* START Data shown *
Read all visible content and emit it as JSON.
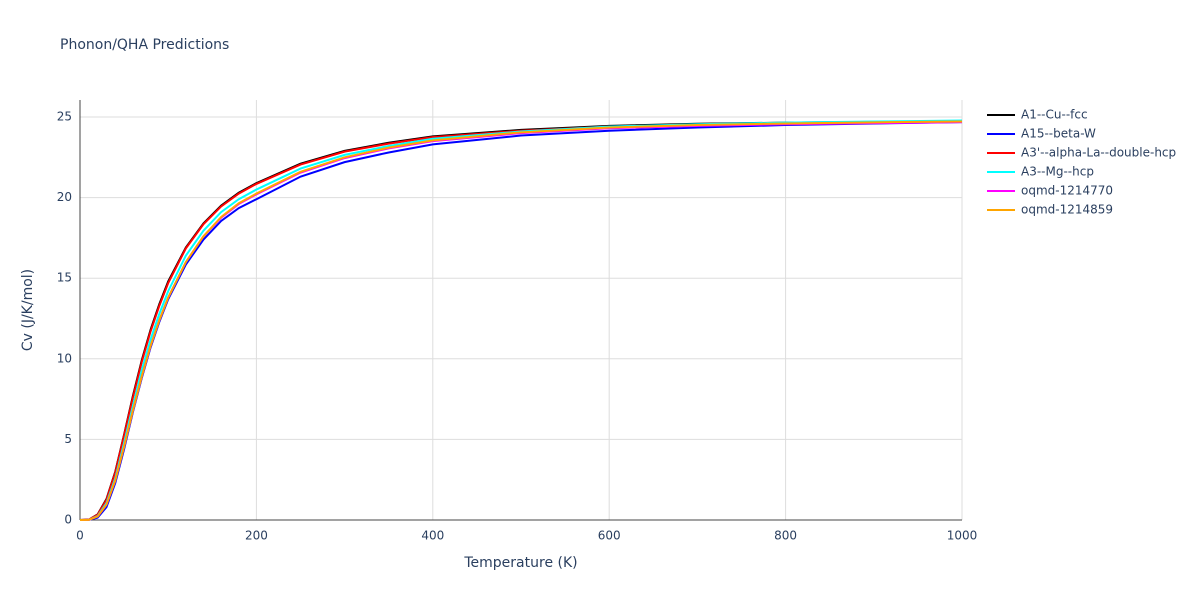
{
  "chart_data": {
    "type": "line",
    "title": "Phonon/QHA Predictions",
    "x_label": "Temperature (K)",
    "y_label": "Cv (J/K/mol)",
    "x": [
      0,
      10,
      20,
      30,
      40,
      50,
      60,
      70,
      80,
      90,
      100,
      120,
      140,
      160,
      180,
      200,
      250,
      300,
      350,
      400,
      500,
      600,
      700,
      800,
      900,
      1000
    ],
    "series": [
      {
        "name": "A1--Cu--fcc",
        "color": "#000000",
        "values": [
          0,
          0.02,
          0.35,
          1.3,
          3.0,
          5.3,
          7.7,
          9.9,
          11.8,
          13.4,
          14.8,
          16.9,
          18.4,
          19.5,
          20.3,
          20.9,
          22.1,
          22.9,
          23.4,
          23.8,
          24.2,
          24.45,
          24.58,
          24.65,
          24.7,
          24.75
        ]
      },
      {
        "name": "A15--beta-W",
        "color": "#0000ff",
        "values": [
          0,
          0.005,
          0.15,
          0.8,
          2.3,
          4.4,
          6.7,
          8.8,
          10.7,
          12.3,
          13.7,
          15.85,
          17.4,
          18.55,
          19.35,
          19.9,
          21.3,
          22.2,
          22.8,
          23.3,
          23.85,
          24.15,
          24.35,
          24.5,
          24.6,
          24.68
        ]
      },
      {
        "name": "A3'--alpha-La--double-hcp",
        "color": "#ff0000",
        "values": [
          0,
          0.02,
          0.33,
          1.25,
          2.95,
          5.25,
          7.6,
          9.8,
          11.7,
          13.3,
          14.7,
          16.85,
          18.35,
          19.45,
          20.25,
          20.85,
          22.05,
          22.85,
          23.35,
          23.75,
          24.15,
          24.4,
          24.52,
          24.6,
          24.65,
          24.7
        ]
      },
      {
        "name": "A3--Mg--hcp",
        "color": "#00ffff",
        "values": [
          0,
          0.01,
          0.25,
          1.05,
          2.6,
          4.8,
          7.1,
          9.3,
          11.2,
          12.8,
          14.2,
          16.4,
          17.95,
          19.1,
          19.9,
          20.5,
          21.8,
          22.65,
          23.2,
          23.65,
          24.1,
          24.4,
          24.55,
          24.65,
          24.72,
          24.78
        ]
      },
      {
        "name": "oqmd-1214770",
        "color": "#ff00ff",
        "values": [
          0,
          0.01,
          0.22,
          0.95,
          2.45,
          4.55,
          6.8,
          8.9,
          10.8,
          12.4,
          13.8,
          16.0,
          17.6,
          18.75,
          19.6,
          20.2,
          21.55,
          22.45,
          23.05,
          23.5,
          24.0,
          24.3,
          24.45,
          24.55,
          24.62,
          24.68
        ]
      },
      {
        "name": "oqmd-1214859",
        "color": "#ffa500",
        "values": [
          0,
          0.01,
          0.22,
          0.95,
          2.45,
          4.55,
          6.8,
          8.9,
          10.8,
          12.4,
          13.8,
          16.0,
          17.6,
          18.8,
          19.65,
          20.25,
          21.6,
          22.5,
          23.1,
          23.55,
          24.05,
          24.35,
          24.5,
          24.6,
          24.67,
          24.72
        ]
      }
    ],
    "xlim": [
      0,
      1000
    ],
    "xticks": [
      0,
      200,
      400,
      600,
      800,
      1000
    ],
    "ylim": [
      0,
      25
    ],
    "yticks": [
      0,
      5,
      10,
      15,
      20,
      25
    ],
    "grid": true
  }
}
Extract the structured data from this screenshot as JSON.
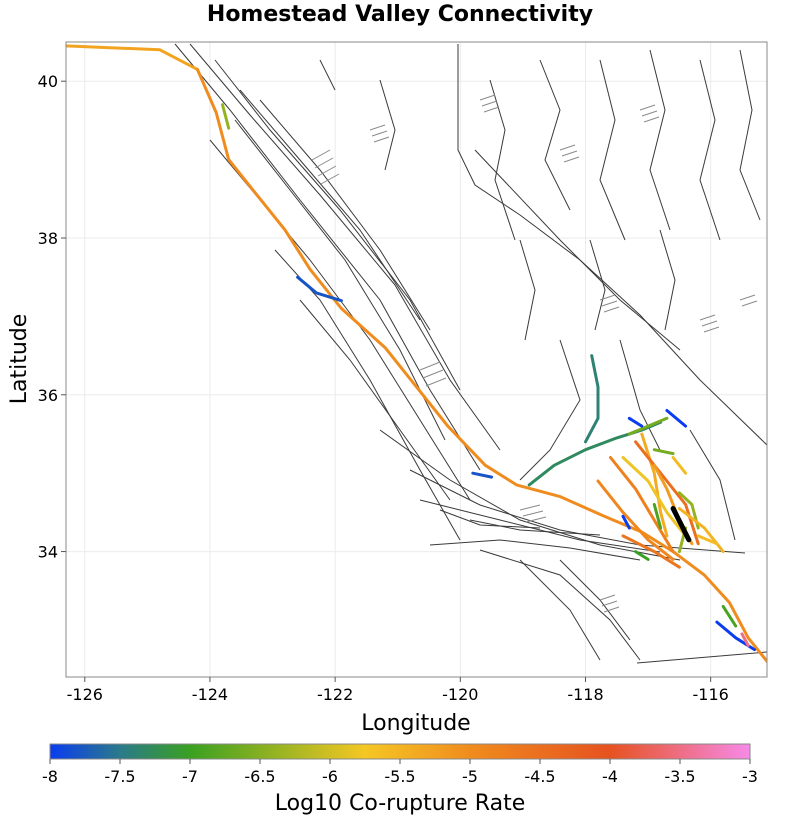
{
  "title": "Homestead Valley Connectivity",
  "map": {
    "x_axis": {
      "label": "Longitude",
      "range": [
        -126.3,
        -115.1
      ],
      "ticks": [
        -126,
        -124,
        -122,
        -120,
        -118,
        -116
      ],
      "tick_labels": [
        "-126",
        "-124",
        "-122",
        "-120",
        "-118",
        "-116"
      ]
    },
    "y_axis": {
      "label": "Latitude",
      "range": [
        32.4,
        40.5
      ],
      "ticks": [
        34,
        36,
        38,
        40
      ],
      "tick_labels": [
        "34",
        "36",
        "38",
        "40"
      ]
    },
    "grid": true
  },
  "colorbar": {
    "label": "Log10 Co-rupture Rate",
    "range": [
      -8,
      -3
    ],
    "ticks": [
      -8,
      -7.5,
      -7,
      -6.5,
      -6,
      -5.5,
      -5,
      -4.5,
      -4,
      -3.5,
      -3
    ],
    "tick_labels": [
      "-8",
      "-7.5",
      "-7",
      "-6.5",
      "-6",
      "-5.5",
      "-5",
      "-4.5",
      "-4",
      "-3.5",
      "-3"
    ],
    "colors": [
      "#0a3cf0",
      "#2b7a8a",
      "#3aa021",
      "#f5c724",
      "#f08c1e",
      "#e65220",
      "#f78ae8"
    ]
  },
  "faults": {
    "background_color": "#333333",
    "source_fault_color": "#000000",
    "ruptures": [
      {
        "rate": -5.3,
        "points": [
          [
            -126.3,
            40.45
          ],
          [
            -124.8,
            40.4
          ],
          [
            -124.2,
            40.15
          ]
        ]
      },
      {
        "rate": -5.0,
        "points": [
          [
            -124.2,
            40.15
          ],
          [
            -123.9,
            39.6
          ],
          [
            -123.7,
            39.0
          ],
          [
            -123.3,
            38.6
          ],
          [
            -122.8,
            38.1
          ],
          [
            -122.4,
            37.6
          ],
          [
            -121.9,
            37.1
          ],
          [
            -121.2,
            36.6
          ],
          [
            -120.6,
            36.0
          ],
          [
            -120.2,
            35.6
          ],
          [
            -119.6,
            35.1
          ],
          [
            -119.1,
            34.85
          ],
          [
            -118.4,
            34.7
          ],
          [
            -117.7,
            34.45
          ],
          [
            -117.1,
            34.25
          ],
          [
            -116.6,
            34.0
          ],
          [
            -116.1,
            33.7
          ],
          [
            -115.7,
            33.35
          ],
          [
            -115.4,
            32.9
          ],
          [
            -115.1,
            32.6
          ]
        ]
      },
      {
        "rate": -6.4,
        "points": [
          [
            -123.8,
            39.7
          ],
          [
            -123.7,
            39.4
          ]
        ]
      },
      {
        "rate": -7.8,
        "points": [
          [
            -122.6,
            37.5
          ],
          [
            -122.3,
            37.3
          ],
          [
            -121.9,
            37.2
          ]
        ]
      },
      {
        "rate": -7.8,
        "points": [
          [
            -119.8,
            35.0
          ],
          [
            -119.5,
            34.95
          ]
        ]
      },
      {
        "rate": -7.3,
        "points": [
          [
            -118.9,
            34.85
          ],
          [
            -118.5,
            35.1
          ],
          [
            -118.0,
            35.3
          ],
          [
            -117.5,
            35.45
          ],
          [
            -117.1,
            35.55
          ],
          [
            -116.8,
            35.65
          ]
        ]
      },
      {
        "rate": -7.4,
        "points": [
          [
            -117.9,
            36.5
          ],
          [
            -117.8,
            36.1
          ],
          [
            -117.8,
            35.7
          ],
          [
            -118.0,
            35.4
          ]
        ]
      },
      {
        "rate": -6.6,
        "points": [
          [
            -117.3,
            35.5
          ],
          [
            -117.0,
            35.6
          ],
          [
            -116.7,
            35.7
          ]
        ]
      },
      {
        "rate": -8.0,
        "points": [
          [
            -116.7,
            35.8
          ],
          [
            -116.4,
            35.6
          ]
        ]
      },
      {
        "rate": -8.0,
        "points": [
          [
            -117.3,
            35.7
          ],
          [
            -117.1,
            35.6
          ]
        ]
      },
      {
        "rate": -6.6,
        "points": [
          [
            -116.9,
            35.3
          ],
          [
            -116.6,
            35.25
          ]
        ]
      },
      {
        "rate": -5.4,
        "points": [
          [
            -117.1,
            35.5
          ],
          [
            -116.9,
            35.0
          ],
          [
            -116.8,
            34.5
          ],
          [
            -116.7,
            34.2
          ]
        ]
      },
      {
        "rate": -5.8,
        "points": [
          [
            -117.4,
            35.2
          ],
          [
            -117.0,
            34.9
          ],
          [
            -116.7,
            34.5
          ],
          [
            -116.4,
            34.2
          ]
        ]
      },
      {
        "rate": -4.5,
        "points": [
          [
            -117.2,
            35.4
          ],
          [
            -116.8,
            35.0
          ],
          [
            -116.4,
            34.6
          ],
          [
            -116.2,
            34.1
          ]
        ]
      },
      {
        "rate": -4.8,
        "points": [
          [
            -117.6,
            35.2
          ],
          [
            -117.2,
            34.8
          ],
          [
            -116.9,
            34.4
          ],
          [
            -116.6,
            34.0
          ]
        ]
      },
      {
        "rate": -4.9,
        "points": [
          [
            -117.8,
            34.9
          ],
          [
            -117.4,
            34.5
          ],
          [
            -117.0,
            34.15
          ],
          [
            -116.6,
            33.9
          ]
        ]
      },
      {
        "rate": -5.2,
        "points": [
          [
            -116.9,
            35.1
          ],
          [
            -116.7,
            34.8
          ],
          [
            -116.5,
            34.4
          ],
          [
            -116.3,
            34.1
          ]
        ]
      },
      {
        "rate": -5.6,
        "points": [
          [
            -116.6,
            35.2
          ],
          [
            -116.4,
            35.0
          ]
        ]
      },
      {
        "rate": -6.4,
        "points": [
          [
            -116.5,
            34.75
          ],
          [
            -116.3,
            34.6
          ],
          [
            -116.2,
            34.3
          ]
        ]
      },
      {
        "rate": -5.5,
        "points": [
          [
            -116.5,
            34.55
          ],
          [
            -116.1,
            34.3
          ],
          [
            -115.8,
            34.0
          ]
        ]
      },
      {
        "rate": -6.9,
        "points": [
          [
            -116.9,
            34.6
          ],
          [
            -116.8,
            34.3
          ]
        ]
      },
      {
        "rate": -6.4,
        "points": [
          [
            -116.4,
            34.3
          ],
          [
            -116.5,
            34.0
          ]
        ]
      },
      {
        "rate": -5.6,
        "points": [
          [
            -116.2,
            34.2
          ],
          [
            -115.9,
            34.1
          ]
        ]
      },
      {
        "rate": -4.6,
        "points": [
          [
            -117.4,
            34.2
          ],
          [
            -116.9,
            34.0
          ],
          [
            -116.5,
            33.8
          ]
        ]
      },
      {
        "rate": -7.0,
        "points": [
          [
            -117.2,
            34.0
          ],
          [
            -117.0,
            33.9
          ]
        ]
      },
      {
        "rate": -8.0,
        "points": [
          [
            -117.4,
            34.45
          ],
          [
            -117.3,
            34.3
          ]
        ]
      },
      {
        "rate": -6.9,
        "points": [
          [
            -115.8,
            33.3
          ],
          [
            -115.6,
            33.05
          ]
        ]
      },
      {
        "rate": -8.0,
        "points": [
          [
            -115.9,
            33.1
          ],
          [
            -115.6,
            32.9
          ],
          [
            -115.3,
            32.75
          ]
        ]
      },
      {
        "rate": -3.5,
        "points": [
          [
            -115.5,
            32.95
          ],
          [
            -115.4,
            32.8
          ]
        ]
      }
    ],
    "source_fault": [
      [
        -116.6,
        34.55
      ],
      [
        -116.35,
        34.15
      ]
    ]
  }
}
* END Data shown *
▸ **Problem**
Go through the listing above and pull out each line containing the word "JSON".

▸ **Full response**
Read all visible content and emit it as JSON.
Extract the structured data from this screenshot as JSON.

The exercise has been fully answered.